BELLEK MEKANLARI – Serdar AYDIN

“Meyhâne mukassi görünür taşradan ammâ
Bir başka ferah başka letâfet var içinde” 

 Nedim

 

Unutuş, huzurun garantisidir. Unutabildiğiniz ölçüde rahatlar; geçmişin, yaşanmışlıkların, insanların, olayların ve olguların yarattığı gerilimden kurtulabilirsiniz. Bireysel varoluşunuzun en kara anları, unutmak ediminin tılsımıyla temize çekilir, aydınlanır, karanlığı aşar. Unutmamak ya da unutamamak ise ıstıraplı anların geri dönüşüyle ben’in acı kaynağına dönüşebilir. Aslında bu olumsuz betimin tam tersi de geçerlidir. Unutmayı reddeden ve anımsayan insan, anımsadıklarının çağrışımlarıyla nostaljinin dingin sularında yol alabilir. Ancak her iki durumda da asıl sorun bellek’tir. Belleğinizin gücü, olumlu veya olumsuz sürecin ivmelendirici unsuru olacaktır. Eğer belleğiniz güçlü ise unutmayı beceremeyecek; anımsadıklarınızın niteliğine göre olumlu ya da olumsuz olarak etkileneceksinizdir. Belleğin sıfırlanması, her şeyin tabula rasa seviyesine indirgenmesi ise olası değildir. En fazla olumsuz deneyimler bilinçaltına süpürülebilir. Ta ki oradan, çok daha güçlü bir şekilde çıkıp gelecekleri ana kadar.

Bir veri kümesinden kayıtlar
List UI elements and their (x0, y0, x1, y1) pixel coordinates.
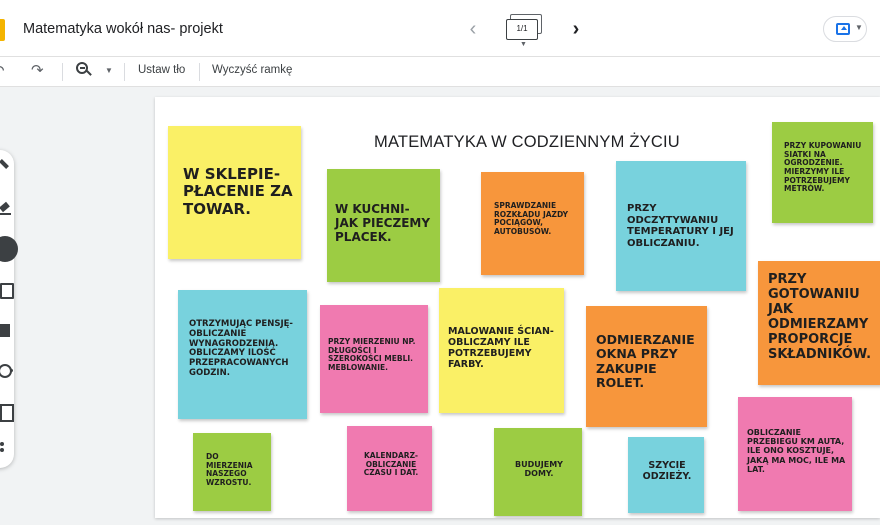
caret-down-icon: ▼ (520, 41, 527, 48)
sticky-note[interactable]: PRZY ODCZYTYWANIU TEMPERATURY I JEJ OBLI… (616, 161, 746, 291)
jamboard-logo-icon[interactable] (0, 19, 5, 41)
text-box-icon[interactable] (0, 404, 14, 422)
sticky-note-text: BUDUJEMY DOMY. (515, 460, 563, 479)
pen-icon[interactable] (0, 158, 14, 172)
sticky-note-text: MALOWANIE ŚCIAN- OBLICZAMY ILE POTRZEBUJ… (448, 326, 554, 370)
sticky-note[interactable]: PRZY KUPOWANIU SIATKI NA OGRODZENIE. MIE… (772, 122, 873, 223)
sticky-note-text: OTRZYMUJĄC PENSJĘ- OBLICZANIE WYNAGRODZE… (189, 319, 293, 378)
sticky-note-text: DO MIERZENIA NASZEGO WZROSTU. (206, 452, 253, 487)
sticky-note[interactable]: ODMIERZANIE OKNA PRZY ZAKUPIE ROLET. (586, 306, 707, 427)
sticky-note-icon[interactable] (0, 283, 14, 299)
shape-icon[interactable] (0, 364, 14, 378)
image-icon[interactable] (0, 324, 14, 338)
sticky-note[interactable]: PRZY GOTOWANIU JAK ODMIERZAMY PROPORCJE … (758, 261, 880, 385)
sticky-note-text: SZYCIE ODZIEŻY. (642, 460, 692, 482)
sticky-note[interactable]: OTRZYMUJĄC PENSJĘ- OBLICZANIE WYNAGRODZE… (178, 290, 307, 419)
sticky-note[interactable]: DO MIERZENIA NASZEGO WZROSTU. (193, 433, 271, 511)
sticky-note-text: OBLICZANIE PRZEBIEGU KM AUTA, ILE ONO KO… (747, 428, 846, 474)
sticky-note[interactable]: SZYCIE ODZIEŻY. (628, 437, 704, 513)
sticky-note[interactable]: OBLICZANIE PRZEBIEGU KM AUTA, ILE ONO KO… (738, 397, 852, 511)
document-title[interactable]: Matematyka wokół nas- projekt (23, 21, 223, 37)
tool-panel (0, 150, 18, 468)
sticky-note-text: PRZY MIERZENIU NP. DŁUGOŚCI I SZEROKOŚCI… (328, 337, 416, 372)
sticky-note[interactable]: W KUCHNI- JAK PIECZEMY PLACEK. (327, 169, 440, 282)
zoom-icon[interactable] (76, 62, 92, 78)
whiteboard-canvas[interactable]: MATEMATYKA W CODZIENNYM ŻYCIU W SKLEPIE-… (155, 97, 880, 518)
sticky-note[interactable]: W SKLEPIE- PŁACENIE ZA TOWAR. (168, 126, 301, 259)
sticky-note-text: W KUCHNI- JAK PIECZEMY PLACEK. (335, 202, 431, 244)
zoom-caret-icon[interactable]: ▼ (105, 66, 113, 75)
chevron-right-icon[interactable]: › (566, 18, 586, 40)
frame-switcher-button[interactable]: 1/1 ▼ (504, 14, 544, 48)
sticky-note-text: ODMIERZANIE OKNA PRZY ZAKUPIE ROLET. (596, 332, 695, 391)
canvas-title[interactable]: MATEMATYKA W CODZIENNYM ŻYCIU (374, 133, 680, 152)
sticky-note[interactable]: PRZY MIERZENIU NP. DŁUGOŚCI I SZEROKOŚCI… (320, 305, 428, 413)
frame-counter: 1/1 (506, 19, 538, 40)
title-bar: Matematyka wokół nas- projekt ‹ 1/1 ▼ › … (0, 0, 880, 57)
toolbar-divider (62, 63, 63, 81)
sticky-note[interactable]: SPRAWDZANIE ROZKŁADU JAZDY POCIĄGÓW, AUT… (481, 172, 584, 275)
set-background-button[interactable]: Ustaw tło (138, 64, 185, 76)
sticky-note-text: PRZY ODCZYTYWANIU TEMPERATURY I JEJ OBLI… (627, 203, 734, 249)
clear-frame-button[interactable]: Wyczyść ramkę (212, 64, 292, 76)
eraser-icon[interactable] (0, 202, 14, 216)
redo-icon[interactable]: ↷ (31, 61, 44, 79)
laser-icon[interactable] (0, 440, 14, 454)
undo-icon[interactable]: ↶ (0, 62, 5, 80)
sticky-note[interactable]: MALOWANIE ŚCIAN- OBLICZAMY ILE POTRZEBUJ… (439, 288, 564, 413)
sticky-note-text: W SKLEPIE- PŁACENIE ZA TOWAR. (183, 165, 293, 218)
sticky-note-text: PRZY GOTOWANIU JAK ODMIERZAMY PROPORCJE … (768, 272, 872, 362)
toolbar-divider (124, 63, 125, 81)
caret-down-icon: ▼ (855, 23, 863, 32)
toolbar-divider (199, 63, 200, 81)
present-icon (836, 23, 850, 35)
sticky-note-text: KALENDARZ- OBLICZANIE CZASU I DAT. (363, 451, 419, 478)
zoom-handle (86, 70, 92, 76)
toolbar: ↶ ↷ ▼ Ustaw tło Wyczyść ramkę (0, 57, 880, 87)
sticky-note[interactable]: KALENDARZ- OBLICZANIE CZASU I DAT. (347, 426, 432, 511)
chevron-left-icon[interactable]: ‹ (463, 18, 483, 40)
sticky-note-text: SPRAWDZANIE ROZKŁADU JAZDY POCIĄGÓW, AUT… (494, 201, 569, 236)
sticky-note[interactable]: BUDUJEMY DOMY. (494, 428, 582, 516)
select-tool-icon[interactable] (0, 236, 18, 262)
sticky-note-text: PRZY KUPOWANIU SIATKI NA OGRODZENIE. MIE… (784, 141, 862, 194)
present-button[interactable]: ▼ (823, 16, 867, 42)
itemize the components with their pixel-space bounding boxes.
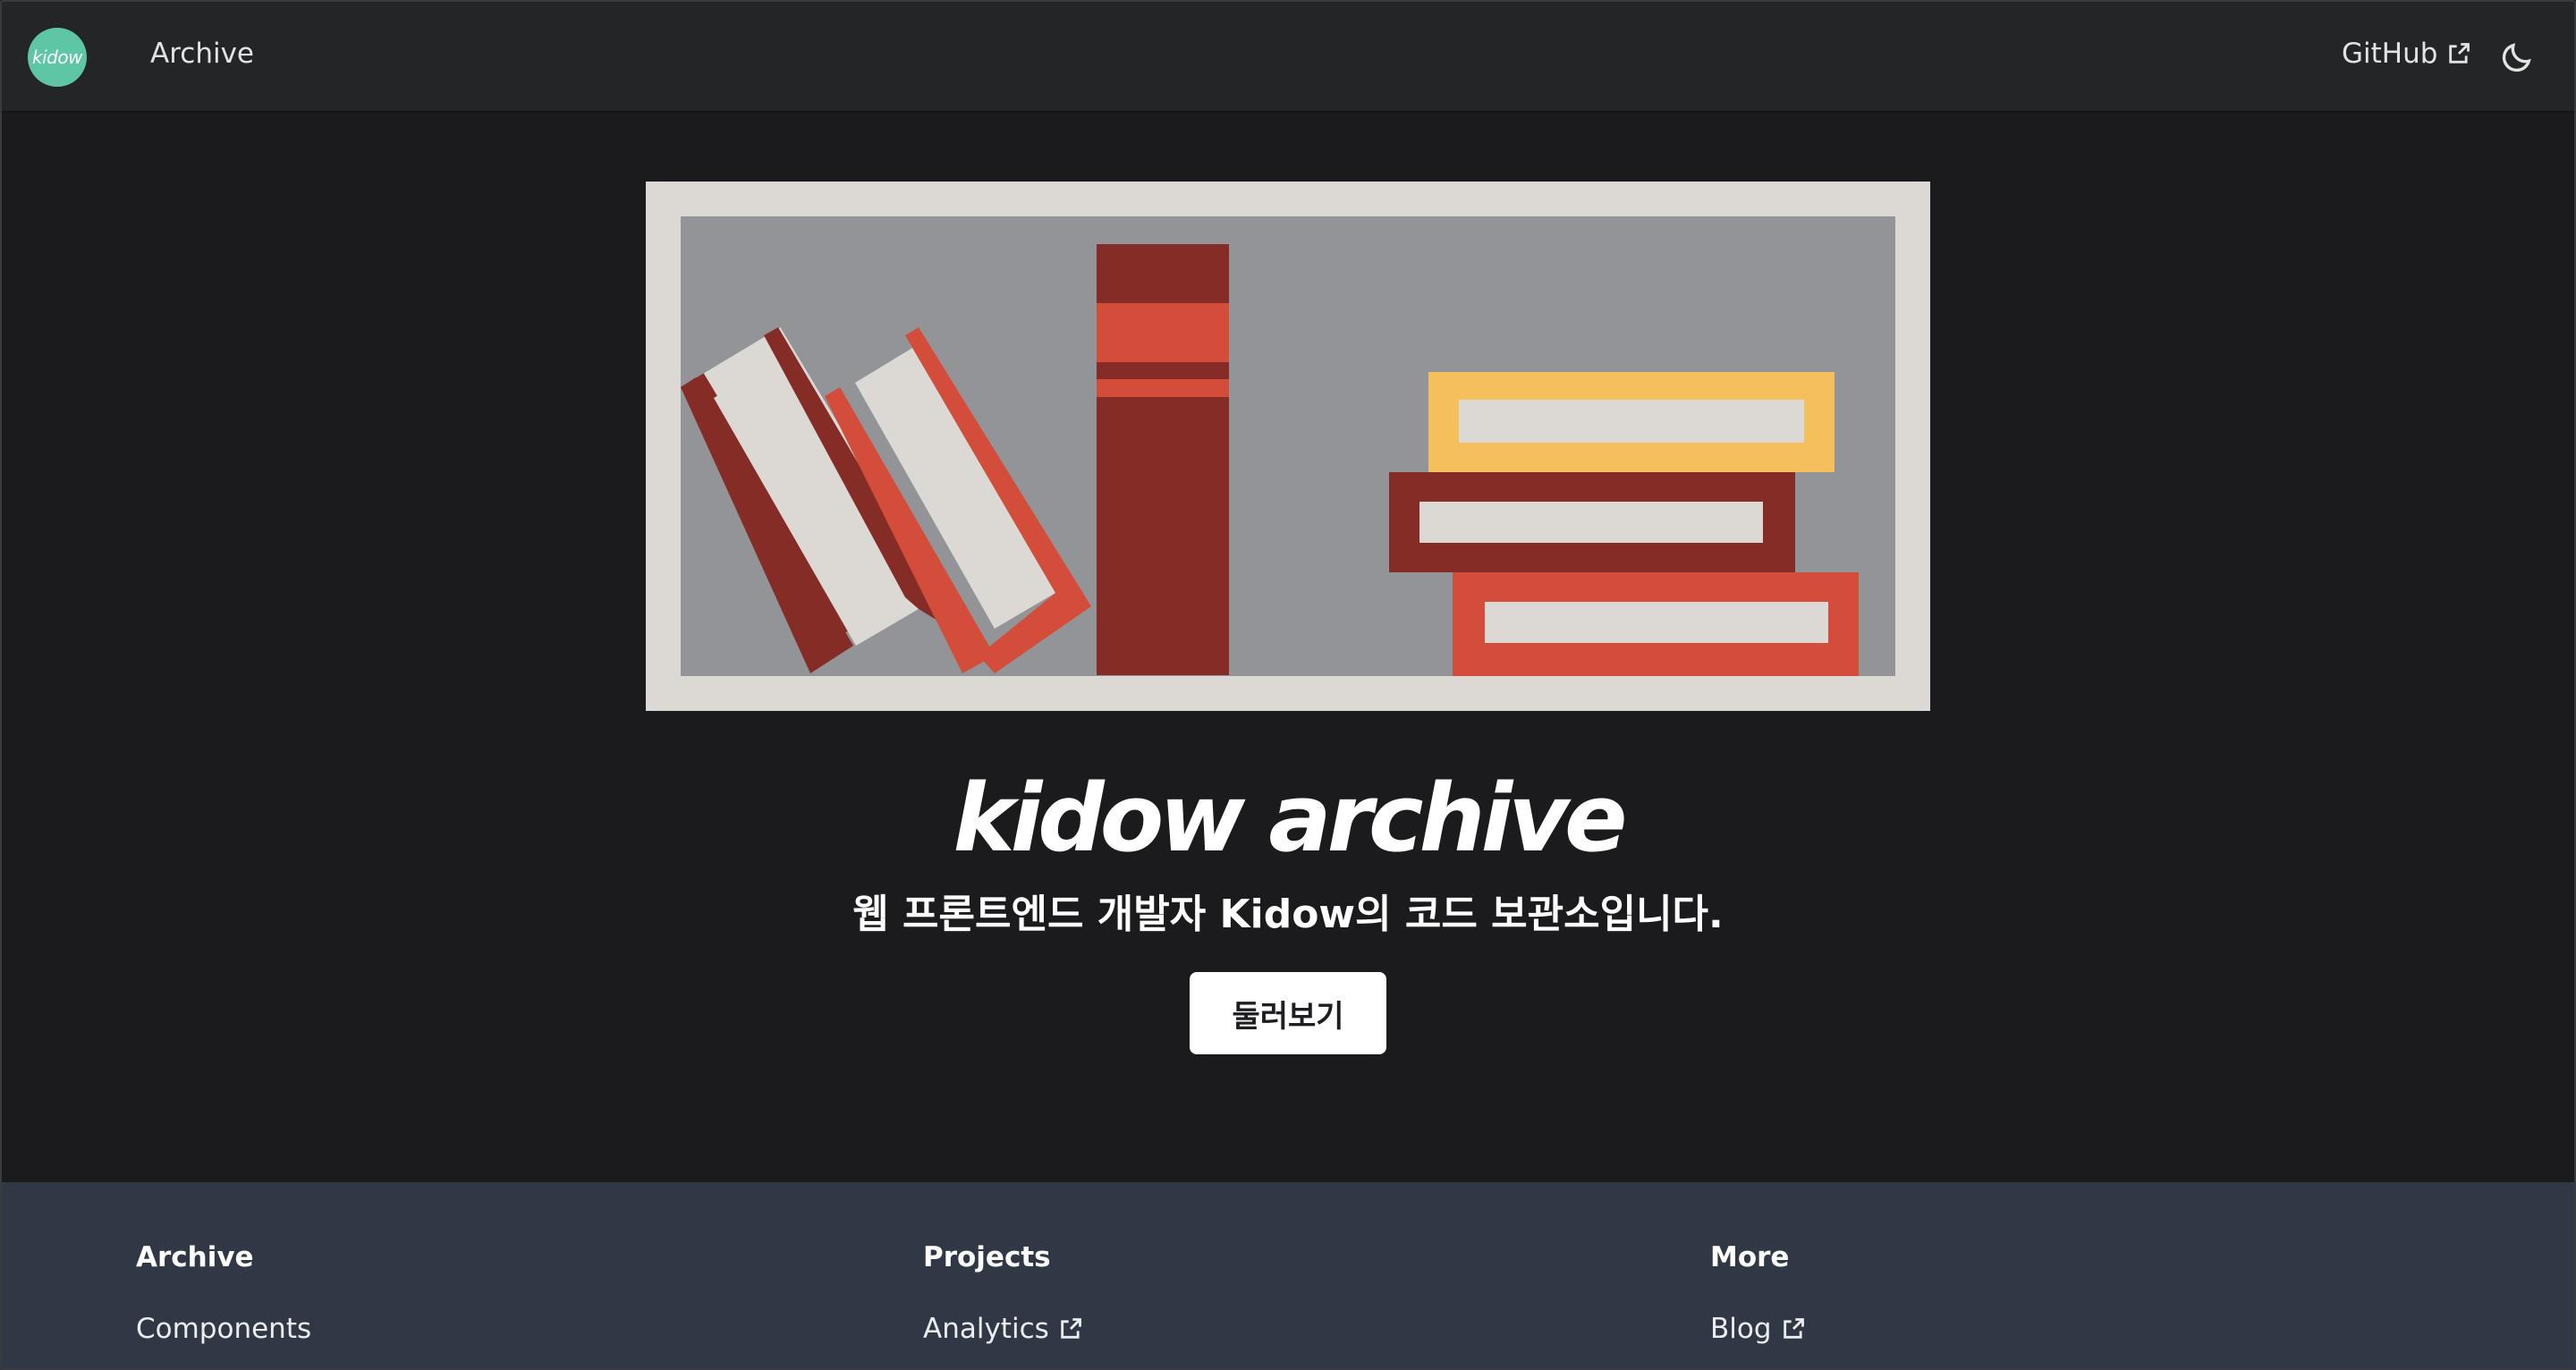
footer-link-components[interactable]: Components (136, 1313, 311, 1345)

Yapılacak iş: Bellek üzerine yazıdaki "Unutuş, huzurun garantisidir." diye başlayan paragrafı, ana bilgilerini koruyarak kısa bir madde listesine dönüştürün.

Sonuç:
- Unutmak huzur getirir: İnsan unutabildiği ölçüde geçmişin, insanların ve olayların yarattığı gerilimden kurtulur, en karanlık anları bile aydınlanır.
- Unutamamak ise acı veren anları geri getirerek kişinin acı kaynağına dönüşebilir.
- Bunun tersi de geçerlidir: Unutmayı reddedip anımsayan insan, nostaljinin dingin sularında yol alabilir.
- Her iki durumda da asıl sorun bellektir; belleğin gücü olumlu ya da olumsuz süreci hızlandırır.
- Güçlü bir bellek unutmayı engeller; kişi anımsadıklarının niteliğine göre olumlu ya da olumsuz etkilenir.
- Belleği sıfırlamak, her şeyi tabula rasa seviyesine indirmek olası değildir. Olumsuz deneyimler en fazla bilinçaltına süpürülür ve oradan çok daha güçlü biçimde geri gelebilir.